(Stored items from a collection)
++++++++
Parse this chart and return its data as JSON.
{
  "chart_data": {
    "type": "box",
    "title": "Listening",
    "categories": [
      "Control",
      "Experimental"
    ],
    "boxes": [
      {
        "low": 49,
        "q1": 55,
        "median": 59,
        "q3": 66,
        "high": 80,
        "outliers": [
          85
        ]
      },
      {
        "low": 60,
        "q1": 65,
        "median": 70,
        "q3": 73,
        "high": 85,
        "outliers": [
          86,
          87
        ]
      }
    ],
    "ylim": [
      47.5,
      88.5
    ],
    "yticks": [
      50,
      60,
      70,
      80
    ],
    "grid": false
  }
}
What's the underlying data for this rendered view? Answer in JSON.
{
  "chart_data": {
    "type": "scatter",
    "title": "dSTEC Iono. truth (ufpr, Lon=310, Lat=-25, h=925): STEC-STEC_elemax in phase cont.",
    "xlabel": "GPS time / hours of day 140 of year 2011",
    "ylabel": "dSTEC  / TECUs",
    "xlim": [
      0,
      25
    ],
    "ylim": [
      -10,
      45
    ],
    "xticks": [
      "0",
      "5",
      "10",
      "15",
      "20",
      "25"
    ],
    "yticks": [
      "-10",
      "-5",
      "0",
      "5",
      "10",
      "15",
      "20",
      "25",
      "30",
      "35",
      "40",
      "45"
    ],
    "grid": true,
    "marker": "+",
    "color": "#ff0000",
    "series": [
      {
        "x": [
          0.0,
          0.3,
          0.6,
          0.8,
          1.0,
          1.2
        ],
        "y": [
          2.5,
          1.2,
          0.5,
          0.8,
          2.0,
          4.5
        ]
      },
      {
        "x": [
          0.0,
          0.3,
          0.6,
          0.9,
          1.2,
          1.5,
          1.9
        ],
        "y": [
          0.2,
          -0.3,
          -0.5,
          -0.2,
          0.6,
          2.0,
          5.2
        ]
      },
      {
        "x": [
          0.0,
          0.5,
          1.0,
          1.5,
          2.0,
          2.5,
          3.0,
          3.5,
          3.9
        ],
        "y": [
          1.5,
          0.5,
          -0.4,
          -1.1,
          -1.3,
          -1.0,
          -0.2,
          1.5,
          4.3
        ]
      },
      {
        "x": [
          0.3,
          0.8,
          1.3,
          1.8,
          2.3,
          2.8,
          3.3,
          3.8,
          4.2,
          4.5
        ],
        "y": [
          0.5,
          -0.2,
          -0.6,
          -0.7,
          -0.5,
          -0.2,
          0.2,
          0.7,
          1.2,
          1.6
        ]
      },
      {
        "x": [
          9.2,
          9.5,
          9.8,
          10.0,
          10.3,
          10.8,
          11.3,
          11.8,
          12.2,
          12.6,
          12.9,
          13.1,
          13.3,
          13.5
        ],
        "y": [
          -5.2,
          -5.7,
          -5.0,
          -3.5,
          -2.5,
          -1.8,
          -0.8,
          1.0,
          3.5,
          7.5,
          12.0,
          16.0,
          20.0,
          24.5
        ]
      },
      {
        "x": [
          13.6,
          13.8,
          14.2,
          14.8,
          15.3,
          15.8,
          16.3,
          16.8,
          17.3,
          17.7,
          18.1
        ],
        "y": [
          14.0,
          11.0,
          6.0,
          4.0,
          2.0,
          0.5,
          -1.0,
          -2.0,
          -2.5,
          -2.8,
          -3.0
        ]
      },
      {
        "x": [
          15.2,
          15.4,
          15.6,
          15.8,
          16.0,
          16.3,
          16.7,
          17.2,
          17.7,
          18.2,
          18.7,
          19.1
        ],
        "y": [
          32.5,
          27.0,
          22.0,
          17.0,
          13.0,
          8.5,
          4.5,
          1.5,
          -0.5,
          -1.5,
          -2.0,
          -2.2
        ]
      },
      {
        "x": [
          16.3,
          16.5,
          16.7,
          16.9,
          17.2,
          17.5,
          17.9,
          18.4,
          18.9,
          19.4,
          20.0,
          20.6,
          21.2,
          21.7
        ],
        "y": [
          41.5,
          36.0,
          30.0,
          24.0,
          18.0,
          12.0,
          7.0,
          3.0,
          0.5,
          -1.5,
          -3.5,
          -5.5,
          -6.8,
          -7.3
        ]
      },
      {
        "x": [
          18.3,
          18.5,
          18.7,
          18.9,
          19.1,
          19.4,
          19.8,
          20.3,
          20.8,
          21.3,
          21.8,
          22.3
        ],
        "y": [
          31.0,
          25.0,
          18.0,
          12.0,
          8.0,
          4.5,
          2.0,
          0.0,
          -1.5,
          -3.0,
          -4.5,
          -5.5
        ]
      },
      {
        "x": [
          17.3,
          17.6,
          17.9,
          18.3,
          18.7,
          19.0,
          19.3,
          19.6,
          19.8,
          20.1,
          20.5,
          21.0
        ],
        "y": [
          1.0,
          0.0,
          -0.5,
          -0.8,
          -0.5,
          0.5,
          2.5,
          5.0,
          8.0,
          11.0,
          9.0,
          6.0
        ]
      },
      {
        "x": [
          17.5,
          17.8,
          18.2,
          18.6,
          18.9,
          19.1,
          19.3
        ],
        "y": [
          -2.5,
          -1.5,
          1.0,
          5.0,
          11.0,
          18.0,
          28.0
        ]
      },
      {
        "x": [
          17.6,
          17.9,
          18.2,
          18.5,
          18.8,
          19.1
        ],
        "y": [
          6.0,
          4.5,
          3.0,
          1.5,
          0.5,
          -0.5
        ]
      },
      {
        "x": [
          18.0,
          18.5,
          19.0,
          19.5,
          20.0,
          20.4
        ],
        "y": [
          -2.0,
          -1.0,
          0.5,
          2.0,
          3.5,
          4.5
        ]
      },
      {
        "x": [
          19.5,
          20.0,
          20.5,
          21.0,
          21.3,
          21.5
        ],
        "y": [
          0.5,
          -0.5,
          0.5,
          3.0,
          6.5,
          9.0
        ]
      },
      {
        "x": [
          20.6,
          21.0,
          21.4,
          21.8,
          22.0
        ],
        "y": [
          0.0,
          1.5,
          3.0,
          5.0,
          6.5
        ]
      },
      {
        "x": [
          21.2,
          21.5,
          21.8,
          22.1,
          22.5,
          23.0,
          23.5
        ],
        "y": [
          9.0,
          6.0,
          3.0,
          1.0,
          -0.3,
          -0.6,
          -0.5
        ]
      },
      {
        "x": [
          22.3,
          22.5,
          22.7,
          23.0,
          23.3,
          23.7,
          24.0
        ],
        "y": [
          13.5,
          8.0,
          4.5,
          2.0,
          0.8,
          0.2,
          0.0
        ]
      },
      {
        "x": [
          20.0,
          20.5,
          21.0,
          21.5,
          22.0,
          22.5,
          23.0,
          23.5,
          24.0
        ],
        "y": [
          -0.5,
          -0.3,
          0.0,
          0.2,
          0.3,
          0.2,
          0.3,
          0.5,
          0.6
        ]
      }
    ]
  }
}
++++++++
● Instructions to follow
Restate the whole of the material exactly.

● Full answer
Parse this chart and return its data as JSON.
{
  "chart_data": {
    "type": "box",
    "title": "Listening",
    "categories": [
      "Control",
      "Experimental"
    ],
    "boxes": [
      {
        "low": 49,
        "q1": 55,
        "median": 59,
        "q3": 66,
        "high": 80,
        "outliers": [
          85
        ]
      },
      {
        "low": 60,
        "q1": 65,
        "median": 70,
        "q3": 73,
        "high": 85,
        "outliers": [
          86,
          87
        ]
      }
    ],
    "ylim": [
      47.5,
      88.5
    ],
    "yticks": [
      50,
      60,
      70,
      80
    ],
    "grid": false
  }
}
What's the underlying data for this rendered view? Answer in JSON.
{
  "chart_data": {
    "type": "scatter",
    "title": "dSTEC Iono. truth (ufpr, Lon=310, Lat=-25, h=925): STEC-STEC_elemax in phase cont.",
    "xlabel": "GPS time / hours of day 140 of year 2011",
    "ylabel": "dSTEC  / TECUs",
    "xlim": [
      0,
      25
    ],
    "ylim": [
      -10,
      45
    ],
    "xticks": [
      "0",
      "5",
      "10",
      "15",
      "20",
      "25"
    ],
    "yticks": [
      "-10",
      "-5",
      "0",
      "5",
      "10",
      "15",
      "20",
      "25",
      "30",
      "35",
      "40",
      "45"
    ],
    "grid": true,
    "marker": "+",
    "color": "#ff0000",
    "series": [
      {
        "x": [
          0.0,
          0.3,
          0.6,
          0.8,
          1.0,
          1.2
        ],
        "y": [
          2.5,
          1.2,
          0.5,
          0.8,
          2.0,
          4.5
        ]
      },
      {
        "x": [
          0.0,
          0.3,
          0.6,
          0.9,
          1.2,
          1.5,
          1.9
        ],
        "y": [
          0.2,
          -0.3,
          -0.5,
          -0.2,
          0.6,
          2.0,
          5.2
        ]
      },
      {
        "x": [
          0.0,
          0.5,
          1.0,
          1.5,
          2.0,
          2.5,
          3.0,
          3.5,
          3.9
        ],
        "y": [
          1.5,
          0.5,
          -0.4,
          -1.1,
          -1.3,
          -1.0,
          -0.2,
          1.5,
          4.3
        ]
      },
      {
        "x": [
          0.3,
          0.8,
          1.3,
          1.8,
          2.3,
          2.8,
          3.3,
          3.8,
          4.2,
          4.5
        ],
        "y": [
          0.5,
          -0.2,
          -0.6,
          -0.7,
          -0.5,
          -0.2,
          0.2,
          0.7,
          1.2,
          1.6
        ]
      },
      {
        "x": [
          9.2,
          9.5,
          9.8,
          10.0,
          10.3,
          10.8,
          11.3,
          11.8,
          12.2,
          12.6,
          12.9,
          13.1,
          13.3,
          13.5
        ],
        "y": [
          -5.2,
          -5.7,
          -5.0,
          -3.5,
          -2.5,
          -1.8,
          -0.8,
          1.0,
          3.5,
          7.5,
          12.0,
          16.0,
          20.0,
          24.5
        ]
      },
      {
        "x": [
          13.6,
          13.8,
          14.2,
          14.8,
          15.3,
          15.8,
          16.3,
          16.8,
          17.3,
          17.7,
          18.1
        ],
        "y": [
          14.0,
          11.0,
          6.0,
          4.0,
          2.0,
          0.5,
          -1.0,
          -2.0,
          -2.5,
          -2.8,
          -3.0
        ]
      },
      {
        "x": [
          15.2,
          15.4,
          15.6,
          15.8,
          16.0,
          16.3,
          16.7,
          17.2,
          17.7,
          18.2,
          18.7,
          19.1
        ],
        "y": [
          32.5,
          27.0,
          22.0,
          17.0,
          13.0,
          8.5,
          4.5,
          1.5,
          -0.5,
          -1.5,
          -2.0,
          -2.2
        ]
      },
      {
        "x": [
          16.3,
          16.5,
          16.7,
          16.9,
          17.2,
          17.5,
          17.9,
          18.4,
          18.9,
          19.4,
          20.0,
          20.6,
          21.2,
          21.7
        ],
        "y": [
          41.5,
          36.0,
          30.0,
          24.0,
          18.0,
          12.0,
          7.0,
          3.0,
          0.5,
          -1.5,
          -3.5,
          -5.5,
          -6.8,
          -7.3
        ]
      },
      {
        "x": [
          18.3,
          18.5,
          18.7,
          18.9,
          19.1,
          19.4,
          19.8,
          20.3,
          20.8,
          21.3,
          21.8,
          22.3
        ],
        "y": [
          31.0,
          25.0,
          18.0,
          12.0,
          8.0,
          4.5,
          2.0,
          0.0,
          -1.5,
          -3.0,
          -4.5,
          -5.5
        ]
      },
      {
        "x": [
          17.3,
          17.6,
          17.9,
          18.3,
          18.7,
          19.0,
          19.3,
          19.6,
          19.8,
          20.1,
          20.5,
          21.0
        ],
        "y": [
          1.0,
          0.0,
          -0.5,
          -0.8,
          -0.5,
          0.5,
          2.5,
          5.0,
          8.0,
          11.0,
          9.0,
          6.0
        ]
      },
      {
        "x": [
          17.5,
          17.8,
          18.2,
          18.6,
          18.9,
          19.1,
          19.3
        ],
        "y": [
          -2.5,
          -1.5,
          1.0,
          5.0,
          11.0,
          18.0,
          28.0
        ]
      },
      {
        "x": [
          17.6,
          17.9,
          18.2,
          18.5,
          18.8,
          19.1
        ],
        "y": [
          6.0,
          4.5,
          3.0,
          1.5,
          0.5,
          -0.5
        ]
      },
      {
        "x": [
          18.0,
          18.5,
          19.0,
          19.5,
          20.0,
          20.4
        ],
        "y": [
          -2.0,
          -1.0,
          0.5,
          2.0,
          3.5,
          4.5
        ]
      },
      {
        "x": [
          19.5,
          20.0,
          20.5,
          21.0,
          21.3,
          21.5
        ],
        "y": [
          0.5,
          -0.5,
          0.5,
          3.0,
          6.5,
          9.0
        ]
      },
      {
        "x": [
          20.6,
          21.0,
          21.4,
          21.8,
          22.0
        ],
        "y": [
          0.0,
          1.5,
          3.0,
          5.0,
          6.5
        ]
      },
      {
        "x": [
          21.2,
          21.5,
          21.8,
          22.1,
          22.5,
          23.0,
          23.5
        ],
        "y": [
          9.0,
          6.0,
          3.0,
          1.0,
          -0.3,
          -0.6,
          -0.5
        ]
      },
      {
        "x": [
          22.3,
          22.5,
          22.7,
          23.0,
          23.3,
          23.7,
          24.0
        ],
        "y": [
          13.5,
          8.0,
          4.5,
          2.0,
          0.8,
          0.2,
          0.0
        ]
      },
      {
        "x": [
          20.0,
          20.5,
          21.0,
          21.5,
          22.0,
          22.5,
          23.0,
          23.5,
          24.0
        ],
        "y": [
          -0.5,
          -0.3,
          0.0,
          0.2,
          0.3,
          0.2,
          0.3,
          0.5,
          0.6
        ]
      }
    ]
  }
}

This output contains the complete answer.